Records about charts and figures
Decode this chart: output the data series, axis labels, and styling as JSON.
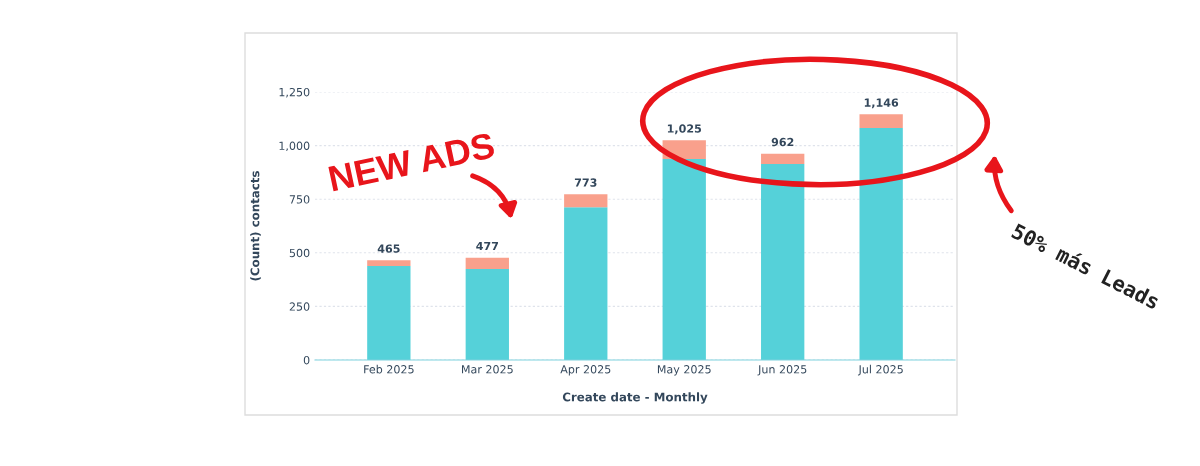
{
  "chart_data": {
    "type": "bar",
    "stacked": true,
    "categories": [
      "Feb 2025",
      "Mar 2025",
      "Apr 2025",
      "May 2025",
      "Jun 2025",
      "Jul 2025"
    ],
    "series": [
      {
        "color": "#55d1d9",
        "values": [
          438,
          424,
          713,
          938,
          914,
          1082
        ]
      },
      {
        "color": "#f9a08c",
        "values": [
          27,
          53,
          60,
          87,
          48,
          64
        ]
      }
    ],
    "totals": [
      "465",
      "477",
      "773",
      "1,025",
      "962",
      "1,146"
    ],
    "xlabel": "Create date - Monthly",
    "ylabel": "(Count) contacts",
    "ylim": [
      0,
      1250
    ],
    "yticks": [
      0,
      {
        "value": 250,
        "label": "250"
      },
      {
        "value": 500,
        "label": "500"
      },
      {
        "value": 750,
        "label": "750"
      },
      {
        "value": 1000,
        "label": "1,000"
      },
      {
        "value": 1250,
        "label": "1,250"
      }
    ],
    "grid": "y",
    "annotations": [
      "NEW ADS",
      "50% más Leads"
    ]
  }
}
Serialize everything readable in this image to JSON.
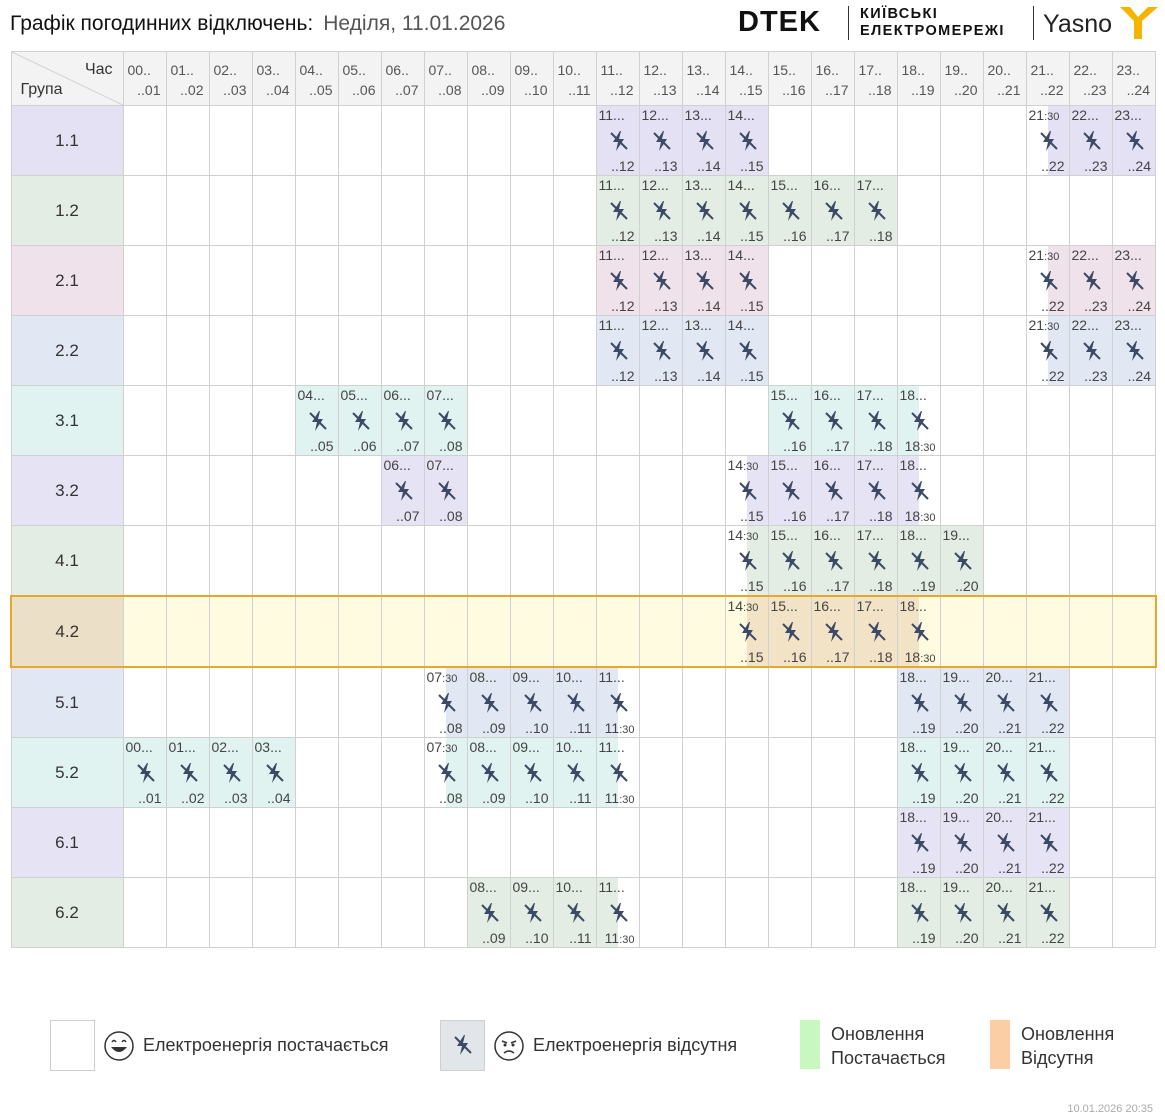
{
  "header": {
    "title": "Графік погодинних відключень:",
    "date": "Неділя, 11.01.2026",
    "logo_dtek": "DTEK",
    "logo_kyiv_line1": "КИЇВСЬКІ",
    "logo_kyiv_line2": "ЕЛЕКТРОМЕРЕЖІ",
    "logo_yasno": "Yasno"
  },
  "table": {
    "corner_hour": "Час",
    "corner_group": "Група",
    "hours": [
      {
        "from": "00..",
        "to": "..01"
      },
      {
        "from": "01..",
        "to": "..02"
      },
      {
        "from": "02..",
        "to": "..03"
      },
      {
        "from": "03..",
        "to": "..04"
      },
      {
        "from": "04..",
        "to": "..05"
      },
      {
        "from": "05..",
        "to": "..06"
      },
      {
        "from": "06..",
        "to": "..07"
      },
      {
        "from": "07..",
        "to": "..08"
      },
      {
        "from": "08..",
        "to": "..09"
      },
      {
        "from": "09..",
        "to": "..10"
      },
      {
        "from": "10..",
        "to": "..11"
      },
      {
        "from": "11..",
        "to": "..12"
      },
      {
        "from": "12..",
        "to": "..13"
      },
      {
        "from": "13..",
        "to": "..14"
      },
      {
        "from": "14..",
        "to": "..15"
      },
      {
        "from": "15..",
        "to": "..16"
      },
      {
        "from": "16..",
        "to": "..17"
      },
      {
        "from": "17..",
        "to": "..18"
      },
      {
        "from": "18..",
        "to": "..19"
      },
      {
        "from": "19..",
        "to": "..20"
      },
      {
        "from": "20..",
        "to": "..21"
      },
      {
        "from": "21..",
        "to": "..22"
      },
      {
        "from": "22..",
        "to": "..23"
      },
      {
        "from": "23..",
        "to": "..24"
      }
    ],
    "groups": [
      {
        "name": "1.1",
        "color": "#e3e1f3",
        "outages": [
          {
            "h": 11
          },
          {
            "h": 12
          },
          {
            "h": 13
          },
          {
            "h": 14
          },
          {
            "h": 21,
            "half": "second"
          },
          {
            "h": 22
          },
          {
            "h": 23
          }
        ]
      },
      {
        "name": "1.2",
        "color": "#e3ede3",
        "outages": [
          {
            "h": 11
          },
          {
            "h": 12
          },
          {
            "h": 13
          },
          {
            "h": 14
          },
          {
            "h": 15
          },
          {
            "h": 16
          },
          {
            "h": 17
          }
        ]
      },
      {
        "name": "2.1",
        "color": "#efe2eb",
        "outages": [
          {
            "h": 11
          },
          {
            "h": 12
          },
          {
            "h": 13
          },
          {
            "h": 14
          },
          {
            "h": 21,
            "half": "second"
          },
          {
            "h": 22
          },
          {
            "h": 23
          }
        ]
      },
      {
        "name": "2.2",
        "color": "#e2e8f3",
        "outages": [
          {
            "h": 11
          },
          {
            "h": 12
          },
          {
            "h": 13
          },
          {
            "h": 14
          },
          {
            "h": 21,
            "half": "second"
          },
          {
            "h": 22
          },
          {
            "h": 23
          }
        ]
      },
      {
        "name": "3.1",
        "color": "#e0f3f1",
        "outages": [
          {
            "h": 4
          },
          {
            "h": 5
          },
          {
            "h": 6
          },
          {
            "h": 7
          },
          {
            "h": 15
          },
          {
            "h": 16
          },
          {
            "h": 17
          },
          {
            "h": 18,
            "half": "first"
          }
        ]
      },
      {
        "name": "3.2",
        "color": "#e6e3f4",
        "outages": [
          {
            "h": 6
          },
          {
            "h": 7
          },
          {
            "h": 14,
            "half": "second"
          },
          {
            "h": 15
          },
          {
            "h": 16
          },
          {
            "h": 17
          },
          {
            "h": 18,
            "half": "first"
          }
        ]
      },
      {
        "name": "4.1",
        "color": "#e3ede3",
        "outages": [
          {
            "h": 14,
            "half": "second"
          },
          {
            "h": 15
          },
          {
            "h": 16
          },
          {
            "h": 17
          },
          {
            "h": 18
          },
          {
            "h": 19
          }
        ]
      },
      {
        "name": "4.2",
        "color": "#ecdfc8",
        "highlight": true,
        "row_bg": "#fffbe0",
        "cell_color": "#f2e3c7",
        "outages": [
          {
            "h": 14,
            "half": "second"
          },
          {
            "h": 15
          },
          {
            "h": 16
          },
          {
            "h": 17
          },
          {
            "h": 18,
            "half": "first"
          }
        ]
      },
      {
        "name": "5.1",
        "color": "#e2e8f3",
        "outages": [
          {
            "h": 7,
            "half": "second"
          },
          {
            "h": 8
          },
          {
            "h": 9
          },
          {
            "h": 10
          },
          {
            "h": 11,
            "half": "first"
          },
          {
            "h": 18
          },
          {
            "h": 19
          },
          {
            "h": 20
          },
          {
            "h": 21
          }
        ]
      },
      {
        "name": "5.2",
        "color": "#e0f3f1",
        "outages": [
          {
            "h": 0
          },
          {
            "h": 1
          },
          {
            "h": 2
          },
          {
            "h": 3
          },
          {
            "h": 7,
            "half": "second"
          },
          {
            "h": 8
          },
          {
            "h": 9
          },
          {
            "h": 10
          },
          {
            "h": 11,
            "half": "first"
          },
          {
            "h": 18
          },
          {
            "h": 19
          },
          {
            "h": 20
          },
          {
            "h": 21
          }
        ]
      },
      {
        "name": "6.1",
        "color": "#e6e3f4",
        "outages": [
          {
            "h": 18
          },
          {
            "h": 19
          },
          {
            "h": 20
          },
          {
            "h": 21
          }
        ]
      },
      {
        "name": "6.2",
        "color": "#e3ede3",
        "outages": [
          {
            "h": 8
          },
          {
            "h": 9
          },
          {
            "h": 10
          },
          {
            "h": 11,
            "half": "first"
          },
          {
            "h": 18
          },
          {
            "h": 19
          },
          {
            "h": 20
          },
          {
            "h": 21
          }
        ]
      }
    ]
  },
  "legend": {
    "supplied": "Електроенергія постачається",
    "absent": "Електроенергія відсутня",
    "update_supplied_1": "Оновлення",
    "update_supplied_2": "Постачається",
    "update_absent_1": "Оновлення",
    "update_absent_2": "Відсутня",
    "colors": {
      "absent_box": "#e2e6ea",
      "update_supplied": "#c9f7c0",
      "update_absent": "#fccea4"
    }
  },
  "timestamp": "10.01.2026   20:35"
}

_GIVEN PROBLEM_
Read the entries and select each line where the word "Електроенергія" is found.

_RESPONSE BELOW_
    "supplied": "Електроенергія постачається",
    "absent": "Електроенергія відсутня",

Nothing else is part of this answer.